# pulling shots low left



## gedster86

Hey guys, and girls, I need some advice on my shooting. Im shootin a destroyer 350 with a 6 inch brace height for indoor 3 spot target. In a 600 round i average around 593-596. when i miss, i usually always miss left. Im still trying to get use to my stands shoot off thumb release. im a right handed shooter, and yes i know a 6 inch brace is terrible for indoor but i already bought the bow for hunting before i got introduced to 3 spot targets 2 months ago.Would a longer axle to axle bow with a bigger brace height help me that much more? Im shooting 27.5 inch draw length with sword 3rd apex .19 dia sights extended to 6 inches for the Pennsylvania state championships. thanks for help!


----------



## carlielos

My guess would be draw length, try a tad shorter or longer, its amazing what just a few twist's in the string can do.


----------



## mike 66

try this.. paper tune the bow it could just be a over spined arrows:cool2:


----------



## gedster86

the bow is shooting bulllet holes with a bare shaft. I read some threads last night about focusing more on aiming an not the release. and i tried it last night and i shot a 299 out of 300. Do any of you fellas have a problem on 3 spot targets that if u aim so hard that the target and pin can become blurry and your eyes will almost like burn? it has happened to me that last few times i shot. I shoot with a #6 verifier and standard .19 diameter pins


----------



## carlielos

gedster86 said:


> the bow is shooting bulllet holes with a bare shaft. I read some threads last night about focusing more on aiming an not the release. and i tried it last night and i shot a 299 out of 300. Do any of you fellas have a problem on 3 spot targets that if u aim so hard that the target and pin can become blurry and your eyes will almost like burn? it has happened to me that last few times i shot. I shoot with a #6 verifier and standard .19 diameter pins


Myself personally I draw and aim immediately, the pin is floating, then I begin my shot execution, Push Pull and its amazing how much the Float will settle down during the shot, I notice when I shoot low that the shot took too long to come about, now when I sence that its taking too long I let down and start again.
I use a 1/16 peep no clarifyer with an 8X lenze, without my glasses the target is crystal clear but my pins are blury, with the glasses it more of a 40/60 mix the target is not as clear but I can see my pins, I have noticed when Im struggling that my eves will get tired yes, and I have to blink, unfortunately thats when the shot usually goes off lol
Try to be more relaxed in general and let the shot happen, eventually the score will take care of its self!


----------



## Big Ragu

Sounds as if the D/L may be a smidgen long , I have found that if the shot breaks left it is because of outward pressure . in other words your bow hand can not drive toward the target at the shot it can only Vere to the left(if you are right handed) it will also cause your shoulder to drop since all the weight of the bow is hinged on an over extended bow arm. this assessment is purely an educated opinion with out seeing you shoot. some times all you need to do is move that D loop up a little and reset the rest, the bow will hold better by keeping that front end up. other issues might include a lack of concentration at the moment of release, focusing on the actual release of the arrow in stead of where the arrow should go is like turning off the lights when your driving at night...lol. instead of finishing the shot at the release you may want to switch gears and focus on ending the shot by listening for the arrow impacting the target.You may just be ending your sequence to soon when you feel the release of the arrow. blind bailing is a good thing but can actually cause us to program our selves to drop our arm prematurely , since we are only a few feet away. ...good luck!

WRITTEN TASK:
Rewrite the passage of the archery thread starting with "I use a 1/16" and going on through "of its self!", swapping "glasses" for "spectacles". The listing comes from a source other than the thread above.

[Stored records]

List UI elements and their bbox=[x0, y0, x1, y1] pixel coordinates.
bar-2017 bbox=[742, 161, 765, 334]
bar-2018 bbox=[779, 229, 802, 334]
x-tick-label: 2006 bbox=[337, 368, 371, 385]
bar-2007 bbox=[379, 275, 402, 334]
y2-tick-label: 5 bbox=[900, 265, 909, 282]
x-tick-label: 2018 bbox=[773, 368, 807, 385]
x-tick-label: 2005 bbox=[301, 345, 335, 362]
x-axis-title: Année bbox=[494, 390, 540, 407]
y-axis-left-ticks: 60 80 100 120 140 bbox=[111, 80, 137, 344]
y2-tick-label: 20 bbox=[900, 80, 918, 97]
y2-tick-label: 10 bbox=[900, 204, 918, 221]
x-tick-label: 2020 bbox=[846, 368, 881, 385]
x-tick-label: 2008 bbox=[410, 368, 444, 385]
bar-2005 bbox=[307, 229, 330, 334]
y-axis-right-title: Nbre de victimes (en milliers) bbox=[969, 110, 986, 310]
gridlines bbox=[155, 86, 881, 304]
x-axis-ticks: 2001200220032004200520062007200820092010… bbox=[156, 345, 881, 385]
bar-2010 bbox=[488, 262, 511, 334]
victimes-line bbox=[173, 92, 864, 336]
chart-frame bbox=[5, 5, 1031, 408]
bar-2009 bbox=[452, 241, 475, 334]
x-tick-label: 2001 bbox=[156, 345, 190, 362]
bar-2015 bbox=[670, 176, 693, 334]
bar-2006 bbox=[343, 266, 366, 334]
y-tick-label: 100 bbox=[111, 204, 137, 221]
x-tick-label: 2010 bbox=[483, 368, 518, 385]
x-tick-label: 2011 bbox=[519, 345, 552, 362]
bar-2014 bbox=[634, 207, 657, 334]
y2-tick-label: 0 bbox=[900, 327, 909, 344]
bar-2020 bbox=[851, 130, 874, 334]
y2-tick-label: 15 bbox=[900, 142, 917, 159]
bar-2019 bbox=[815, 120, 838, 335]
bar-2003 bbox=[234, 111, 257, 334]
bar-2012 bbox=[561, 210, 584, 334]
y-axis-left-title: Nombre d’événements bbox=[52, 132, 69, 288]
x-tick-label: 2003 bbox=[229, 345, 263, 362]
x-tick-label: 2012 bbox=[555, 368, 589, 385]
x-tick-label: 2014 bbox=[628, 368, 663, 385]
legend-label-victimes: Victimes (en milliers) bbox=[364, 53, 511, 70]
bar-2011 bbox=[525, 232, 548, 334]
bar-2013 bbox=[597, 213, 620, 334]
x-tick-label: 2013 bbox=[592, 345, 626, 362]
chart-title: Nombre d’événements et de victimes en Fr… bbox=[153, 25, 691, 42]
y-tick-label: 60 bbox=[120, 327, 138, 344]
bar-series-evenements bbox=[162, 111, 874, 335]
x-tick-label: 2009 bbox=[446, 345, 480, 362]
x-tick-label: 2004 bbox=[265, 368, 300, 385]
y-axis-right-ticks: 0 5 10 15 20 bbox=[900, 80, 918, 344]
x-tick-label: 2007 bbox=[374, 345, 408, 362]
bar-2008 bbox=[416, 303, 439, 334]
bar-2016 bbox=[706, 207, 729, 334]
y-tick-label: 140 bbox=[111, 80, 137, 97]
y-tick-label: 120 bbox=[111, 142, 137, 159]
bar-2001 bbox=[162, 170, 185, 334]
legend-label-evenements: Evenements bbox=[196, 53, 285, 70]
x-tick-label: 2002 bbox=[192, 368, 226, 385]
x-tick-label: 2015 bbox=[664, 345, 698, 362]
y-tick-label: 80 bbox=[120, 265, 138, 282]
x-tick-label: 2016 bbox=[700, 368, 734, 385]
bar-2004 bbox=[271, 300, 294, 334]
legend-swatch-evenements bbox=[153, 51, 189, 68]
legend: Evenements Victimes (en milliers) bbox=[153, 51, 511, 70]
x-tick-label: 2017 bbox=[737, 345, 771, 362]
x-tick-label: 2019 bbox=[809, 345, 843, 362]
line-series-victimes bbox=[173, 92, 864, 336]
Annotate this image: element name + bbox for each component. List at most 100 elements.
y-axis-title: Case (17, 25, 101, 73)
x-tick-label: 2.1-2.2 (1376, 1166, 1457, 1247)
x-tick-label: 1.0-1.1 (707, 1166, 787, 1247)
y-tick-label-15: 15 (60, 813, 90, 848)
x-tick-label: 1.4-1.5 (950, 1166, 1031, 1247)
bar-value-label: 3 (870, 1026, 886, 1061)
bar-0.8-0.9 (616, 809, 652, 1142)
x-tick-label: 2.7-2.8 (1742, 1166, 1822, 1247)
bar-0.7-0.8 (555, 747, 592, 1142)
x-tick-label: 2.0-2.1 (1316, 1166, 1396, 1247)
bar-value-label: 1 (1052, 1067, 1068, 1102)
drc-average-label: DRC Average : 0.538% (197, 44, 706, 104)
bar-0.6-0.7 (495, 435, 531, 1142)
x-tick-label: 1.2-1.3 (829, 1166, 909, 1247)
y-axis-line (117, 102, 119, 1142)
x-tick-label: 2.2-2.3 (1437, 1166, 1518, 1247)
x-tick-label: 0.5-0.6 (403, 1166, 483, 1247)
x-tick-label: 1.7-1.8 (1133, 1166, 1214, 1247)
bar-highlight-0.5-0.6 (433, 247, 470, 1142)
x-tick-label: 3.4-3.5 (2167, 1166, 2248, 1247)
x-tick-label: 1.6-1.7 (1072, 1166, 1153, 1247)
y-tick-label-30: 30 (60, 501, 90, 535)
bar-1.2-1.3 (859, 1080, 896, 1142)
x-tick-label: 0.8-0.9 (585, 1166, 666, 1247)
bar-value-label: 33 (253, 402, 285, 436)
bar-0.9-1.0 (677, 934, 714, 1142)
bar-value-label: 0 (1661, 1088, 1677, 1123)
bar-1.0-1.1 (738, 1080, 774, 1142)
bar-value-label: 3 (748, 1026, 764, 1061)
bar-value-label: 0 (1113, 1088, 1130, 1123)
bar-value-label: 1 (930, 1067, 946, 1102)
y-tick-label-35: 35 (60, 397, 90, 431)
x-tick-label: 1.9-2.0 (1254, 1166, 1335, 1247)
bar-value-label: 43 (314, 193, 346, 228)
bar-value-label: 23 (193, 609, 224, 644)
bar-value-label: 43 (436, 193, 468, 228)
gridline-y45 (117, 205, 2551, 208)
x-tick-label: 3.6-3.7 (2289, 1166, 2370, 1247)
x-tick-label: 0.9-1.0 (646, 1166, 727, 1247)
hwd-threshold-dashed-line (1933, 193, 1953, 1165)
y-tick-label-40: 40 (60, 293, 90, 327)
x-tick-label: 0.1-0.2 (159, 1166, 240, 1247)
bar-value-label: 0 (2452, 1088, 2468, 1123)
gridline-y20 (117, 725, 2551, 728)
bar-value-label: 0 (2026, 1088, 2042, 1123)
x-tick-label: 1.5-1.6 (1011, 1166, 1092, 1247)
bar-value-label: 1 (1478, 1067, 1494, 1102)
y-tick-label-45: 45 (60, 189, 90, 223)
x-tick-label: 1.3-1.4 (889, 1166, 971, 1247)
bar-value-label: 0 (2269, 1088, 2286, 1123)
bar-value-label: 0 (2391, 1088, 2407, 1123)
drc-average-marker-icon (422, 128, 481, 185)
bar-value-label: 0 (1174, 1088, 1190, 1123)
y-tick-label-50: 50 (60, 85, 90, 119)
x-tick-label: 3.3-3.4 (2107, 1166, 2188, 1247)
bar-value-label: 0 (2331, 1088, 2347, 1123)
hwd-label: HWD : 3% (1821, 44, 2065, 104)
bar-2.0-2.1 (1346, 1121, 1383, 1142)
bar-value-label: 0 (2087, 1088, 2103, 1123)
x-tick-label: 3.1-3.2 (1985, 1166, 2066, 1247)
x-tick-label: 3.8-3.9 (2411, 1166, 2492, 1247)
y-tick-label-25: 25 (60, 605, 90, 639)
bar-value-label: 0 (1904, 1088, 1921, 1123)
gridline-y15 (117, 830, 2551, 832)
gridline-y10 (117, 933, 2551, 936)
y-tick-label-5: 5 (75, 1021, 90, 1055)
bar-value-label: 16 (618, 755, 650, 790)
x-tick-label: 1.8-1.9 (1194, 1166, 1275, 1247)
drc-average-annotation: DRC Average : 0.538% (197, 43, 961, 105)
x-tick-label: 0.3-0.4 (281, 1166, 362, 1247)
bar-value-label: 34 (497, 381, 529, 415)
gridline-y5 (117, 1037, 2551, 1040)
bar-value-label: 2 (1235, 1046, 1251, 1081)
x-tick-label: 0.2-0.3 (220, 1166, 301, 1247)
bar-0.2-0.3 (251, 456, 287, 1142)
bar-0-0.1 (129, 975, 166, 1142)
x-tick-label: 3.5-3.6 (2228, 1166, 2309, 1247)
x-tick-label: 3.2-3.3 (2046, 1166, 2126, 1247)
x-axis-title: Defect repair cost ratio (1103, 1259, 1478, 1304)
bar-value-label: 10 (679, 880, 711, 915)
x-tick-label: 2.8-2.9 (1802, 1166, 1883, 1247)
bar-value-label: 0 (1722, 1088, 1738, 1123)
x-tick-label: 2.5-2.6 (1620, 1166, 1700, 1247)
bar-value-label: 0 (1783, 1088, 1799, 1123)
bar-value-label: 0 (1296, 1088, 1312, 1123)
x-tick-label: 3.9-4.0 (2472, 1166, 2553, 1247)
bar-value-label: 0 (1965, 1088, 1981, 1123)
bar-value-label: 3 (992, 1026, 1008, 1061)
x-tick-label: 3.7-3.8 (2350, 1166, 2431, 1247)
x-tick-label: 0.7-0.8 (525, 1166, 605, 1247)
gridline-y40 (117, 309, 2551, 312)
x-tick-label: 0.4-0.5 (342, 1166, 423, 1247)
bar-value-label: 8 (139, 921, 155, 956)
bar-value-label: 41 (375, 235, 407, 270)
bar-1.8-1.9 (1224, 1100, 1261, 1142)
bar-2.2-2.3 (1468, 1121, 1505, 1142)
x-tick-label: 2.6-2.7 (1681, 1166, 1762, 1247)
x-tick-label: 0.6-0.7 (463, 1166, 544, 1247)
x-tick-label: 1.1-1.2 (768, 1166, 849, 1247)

FINAL RESULT:
I use a 1/16 peep no clarifyer with an 8X lenze, without my spectacles the target is crystal clear but my pins are blury, with the spectacles it more of a 40/60 mix the target is not as clear but I can see my pins, I have noticed when Im struggling that my eves will get tired yes, and I have to blink, unfortunately thats when the shot usually goes off lol
Try to be more relaxed in general and let the shot happen, eventually the score will take care of its self!